Text:

*** Block opens ***

Erlanger to sell its retail pharmacies

CVS to pay $10 million for hospital drug stores

Susan McBryar, a certified pharmacy technician with the Erlanger Pharmacy, fills patients prescriptions while in the Erlanger Hospital Pharmacy on Oct., 12, 2016.
Susan McBryar, a certified pharmacy technician with the Erlanger Pharmacy, fills patients prescriptions while in the Erlanger Hospital Pharmacy on Oct., 12, 2016.
photo Susan McBryar, a certified pharmacy technician with the Erlanger Pharmacy, fills patients prescriptions while in the Erlanger Hospital Pharmacy on Oct., 12, 2016.
photo Donna Bourdon
photo Britt Tabor is the chief financial advisor for the Erlanger board of trustees.

Erlanger Health System, which entered the retail pharmacy business more than two decades ago by acquiring the former Moore & King Pharmacy, plans to sell its four retail pharmacy locations to CVS on Saturday, if hospital trustees approve the sale.

CVS will pay Erlanger and its for-profit subsidiary ContinuCare HealthServices Inc. a total of $10 million to take over Erlanger Pharmacies Inc. under a sales agreement endorsed Monday night by Erlanger's budget and finance committee.

Under the proposed deal, CVS will convert Erlanger's retail pharmacies at the Medical Mall on Third Street and the Dodson Avenue in East Chattanooga to CVS drug stores, starting this weekend. Erlanger will shut down its retail pharmacies at Erlanger East and Erlanger North, but CVS will handle patient and employee prescription needs at drug stores it operates near each of those Erlanger hospitals.

*** Block closes ***

Data records:

*** Block opens ***

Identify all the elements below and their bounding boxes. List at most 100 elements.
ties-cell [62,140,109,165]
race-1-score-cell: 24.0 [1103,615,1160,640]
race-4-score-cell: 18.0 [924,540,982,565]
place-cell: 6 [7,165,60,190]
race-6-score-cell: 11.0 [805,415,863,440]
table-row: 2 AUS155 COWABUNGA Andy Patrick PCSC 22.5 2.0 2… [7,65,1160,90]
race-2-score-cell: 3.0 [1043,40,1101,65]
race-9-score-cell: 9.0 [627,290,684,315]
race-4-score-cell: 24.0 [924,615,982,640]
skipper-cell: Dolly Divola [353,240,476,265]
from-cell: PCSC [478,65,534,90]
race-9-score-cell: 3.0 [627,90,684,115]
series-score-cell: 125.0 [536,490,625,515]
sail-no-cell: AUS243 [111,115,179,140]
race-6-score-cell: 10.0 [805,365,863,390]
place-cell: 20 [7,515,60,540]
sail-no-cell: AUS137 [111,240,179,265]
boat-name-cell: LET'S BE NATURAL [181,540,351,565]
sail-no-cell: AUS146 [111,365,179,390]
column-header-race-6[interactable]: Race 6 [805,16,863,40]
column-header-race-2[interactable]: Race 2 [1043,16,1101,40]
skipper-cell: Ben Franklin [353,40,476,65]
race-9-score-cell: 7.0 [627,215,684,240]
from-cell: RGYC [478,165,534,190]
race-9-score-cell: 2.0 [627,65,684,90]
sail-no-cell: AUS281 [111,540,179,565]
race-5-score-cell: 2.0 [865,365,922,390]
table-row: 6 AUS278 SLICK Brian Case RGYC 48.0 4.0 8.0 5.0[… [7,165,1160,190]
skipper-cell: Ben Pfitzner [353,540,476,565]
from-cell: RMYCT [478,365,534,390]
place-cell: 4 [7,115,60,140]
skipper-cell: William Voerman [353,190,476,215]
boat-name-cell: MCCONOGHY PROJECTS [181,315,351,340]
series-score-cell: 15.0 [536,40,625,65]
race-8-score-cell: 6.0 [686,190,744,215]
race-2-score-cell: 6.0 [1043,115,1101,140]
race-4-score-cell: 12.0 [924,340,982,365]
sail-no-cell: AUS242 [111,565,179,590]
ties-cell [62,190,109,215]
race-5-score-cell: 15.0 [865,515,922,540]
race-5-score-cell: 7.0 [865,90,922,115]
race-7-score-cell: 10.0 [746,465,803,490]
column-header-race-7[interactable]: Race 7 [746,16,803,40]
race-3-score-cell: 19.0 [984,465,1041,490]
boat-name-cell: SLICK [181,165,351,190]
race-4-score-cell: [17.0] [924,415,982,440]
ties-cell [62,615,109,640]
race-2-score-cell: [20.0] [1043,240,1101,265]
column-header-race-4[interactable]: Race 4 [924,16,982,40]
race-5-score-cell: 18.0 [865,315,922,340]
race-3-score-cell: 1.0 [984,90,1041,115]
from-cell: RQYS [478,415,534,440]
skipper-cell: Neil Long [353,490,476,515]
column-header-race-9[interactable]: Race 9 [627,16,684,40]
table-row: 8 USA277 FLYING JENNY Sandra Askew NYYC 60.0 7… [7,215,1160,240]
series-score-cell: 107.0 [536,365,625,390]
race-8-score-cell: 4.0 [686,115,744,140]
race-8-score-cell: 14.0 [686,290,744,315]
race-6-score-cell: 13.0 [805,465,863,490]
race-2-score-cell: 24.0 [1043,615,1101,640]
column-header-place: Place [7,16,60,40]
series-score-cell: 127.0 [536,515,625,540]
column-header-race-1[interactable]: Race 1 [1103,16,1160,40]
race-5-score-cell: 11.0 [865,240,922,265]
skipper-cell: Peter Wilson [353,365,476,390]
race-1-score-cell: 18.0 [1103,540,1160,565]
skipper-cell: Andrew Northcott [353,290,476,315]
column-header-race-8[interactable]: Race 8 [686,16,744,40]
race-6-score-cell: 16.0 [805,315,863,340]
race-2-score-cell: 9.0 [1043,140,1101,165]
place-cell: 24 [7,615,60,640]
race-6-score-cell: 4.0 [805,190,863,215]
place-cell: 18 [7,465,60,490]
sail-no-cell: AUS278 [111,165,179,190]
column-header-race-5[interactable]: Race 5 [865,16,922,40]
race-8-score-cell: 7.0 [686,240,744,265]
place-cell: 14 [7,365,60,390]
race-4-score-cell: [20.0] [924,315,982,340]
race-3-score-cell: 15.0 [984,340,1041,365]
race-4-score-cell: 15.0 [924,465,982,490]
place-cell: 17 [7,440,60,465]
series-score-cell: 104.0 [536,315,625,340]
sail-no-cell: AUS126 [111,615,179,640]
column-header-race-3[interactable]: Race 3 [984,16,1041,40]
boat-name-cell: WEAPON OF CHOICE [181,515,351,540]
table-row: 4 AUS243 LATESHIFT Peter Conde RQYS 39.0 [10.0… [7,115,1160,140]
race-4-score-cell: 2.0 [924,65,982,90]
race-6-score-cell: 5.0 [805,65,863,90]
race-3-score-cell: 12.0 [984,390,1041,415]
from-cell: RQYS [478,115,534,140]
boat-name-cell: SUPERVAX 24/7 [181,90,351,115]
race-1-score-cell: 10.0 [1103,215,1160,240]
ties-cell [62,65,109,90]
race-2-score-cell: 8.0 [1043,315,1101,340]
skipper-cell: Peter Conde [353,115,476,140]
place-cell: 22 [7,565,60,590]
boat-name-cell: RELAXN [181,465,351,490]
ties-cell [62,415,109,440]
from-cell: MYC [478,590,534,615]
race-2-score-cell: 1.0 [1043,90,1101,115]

*** Block closes ***

Questions on the material:
[a] In the article on Erlanger's pharmacy sale, which committee endorsed the sales agreement on Monday night?
[b] Continue the article on Erlanger's sale of its retail pharmacies to CVS, beginning after its final sentence.

Answers:
[a] Erlanger's budget and finance committee endorsed it.

[b]
Britt Tabor, chief financial officer for Erlanger, said the sale "is a win-win for everyone" since it will provide extra funds for Erlanger while continuing both patient drug price discounts under the federal 340B drug pricing program and employee drug price discounts under the hospital's employee benefit plan. The federal drug price discounts for safety-net hospitals like Erlanger under the 340B program allow Erlanger to buy drugs at up to a $5.5 million annual discount and then pass those savings along to the retail pharmacies to fill prescriptions for Erlanger patients, Tabor said.

"This allows better access for our patients and our employees (since CVS stores are open more hours and in more locations) and we'll still have critical locations at our main campus and at the health center," Tabor told trustees Monday night.

The sale of Erlanger Pharmacies will not affect pharmacy and drug operations for inpatient operations, but it will net ContinuCare $8.5 million in pre-tax payments. Erlanger hospital also will get $500,000 in exchange for the hospital agreeing not to open its own retail pharmacy. Another $1 million is going for drug inventories.

Donna Bourdon, president of ContinuCare, said CVS submitted the best proposal to buy Erlanger's retail pharmacies and the drug store chain is equipped to have the purchasing power and processes needed to handle Erlanger's patient drug discount program with even more convenience for those needing prescription drugs.

Bourdon said 41 employees work in Erlanger's four retail pharmacies and most of those are expected to get jobs with CVS or other jobs at Erlanger.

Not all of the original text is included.